**SOURCE MATERIAL**

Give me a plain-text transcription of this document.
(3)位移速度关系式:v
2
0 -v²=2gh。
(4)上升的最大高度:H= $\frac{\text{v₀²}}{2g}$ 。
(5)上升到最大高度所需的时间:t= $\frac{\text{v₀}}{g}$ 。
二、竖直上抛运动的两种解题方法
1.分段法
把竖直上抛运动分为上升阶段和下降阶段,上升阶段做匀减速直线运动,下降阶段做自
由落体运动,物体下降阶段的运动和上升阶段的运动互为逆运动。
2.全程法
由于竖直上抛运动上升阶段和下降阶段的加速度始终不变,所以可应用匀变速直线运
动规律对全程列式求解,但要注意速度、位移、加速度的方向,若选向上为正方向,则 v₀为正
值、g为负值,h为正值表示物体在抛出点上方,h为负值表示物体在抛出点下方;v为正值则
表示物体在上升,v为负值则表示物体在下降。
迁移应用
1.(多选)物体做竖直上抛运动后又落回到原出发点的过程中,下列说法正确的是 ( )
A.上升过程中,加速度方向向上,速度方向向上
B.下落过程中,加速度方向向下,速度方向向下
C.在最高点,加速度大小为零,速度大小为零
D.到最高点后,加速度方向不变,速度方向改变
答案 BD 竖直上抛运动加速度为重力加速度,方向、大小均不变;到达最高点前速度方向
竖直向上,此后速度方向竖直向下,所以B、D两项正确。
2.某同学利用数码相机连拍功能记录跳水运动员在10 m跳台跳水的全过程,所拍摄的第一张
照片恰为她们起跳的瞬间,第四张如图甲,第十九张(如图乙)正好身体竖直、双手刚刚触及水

**INSTRUCTIONS TO FOLLOW**
Repeat all the entries word for word.

**TASK RESPONSE**
Give me a plain-text transcription of this document.
(3)位移速度关系式:v
2
0 -v²=2gh。
(4)上升的最大高度:H= $\frac{\text{v₀²}}{2g}$ 。
(5)上升到最大高度所需的时间:t= $\frac{\text{v₀}}{g}$ 。
二、竖直上抛运动的两种解题方法
1.分段法
把竖直上抛运动分为上升阶段和下降阶段,上升阶段做匀减速直线运动,下降阶段做自
由落体运动,物体下降阶段的运动和上升阶段的运动互为逆运动。
2.全程法
由于竖直上抛运动上升阶段和下降阶段的加速度始终不变,所以可应用匀变速直线运
动规律对全程列式求解,但要注意速度、位移、加速度的方向,若选向上为正方向,则 v₀为正
值、g为负值,h为正值表示物体在抛出点上方,h为负值表示物体在抛出点下方;v为正值则
表示物体在上升,v为负值则表示物体在下降。
迁移应用
1.(多选)物体做竖直上抛运动后又落回到原出发点的过程中,下列说法正确的是 ( )
A.上升过程中,加速度方向向上,速度方向向上
B.下落过程中,加速度方向向下,速度方向向下
C.在最高点,加速度大小为零,速度大小为零
D.到最高点后,加速度方向不变,速度方向改变
答案 BD 竖直上抛运动加速度为重力加速度,方向、大小均不变;到达最高点前速度方向
竖直向上,此后速度方向竖直向下,所以B、D两项正确。
2.某同学利用数码相机连拍功能记录跳水运动员在10 m跳台跳水的全过程,所拍摄的第一张
照片恰为她们起跳的瞬间,第四张如图甲,第十九张(如图乙)正好身体竖直、双手刚刚触及水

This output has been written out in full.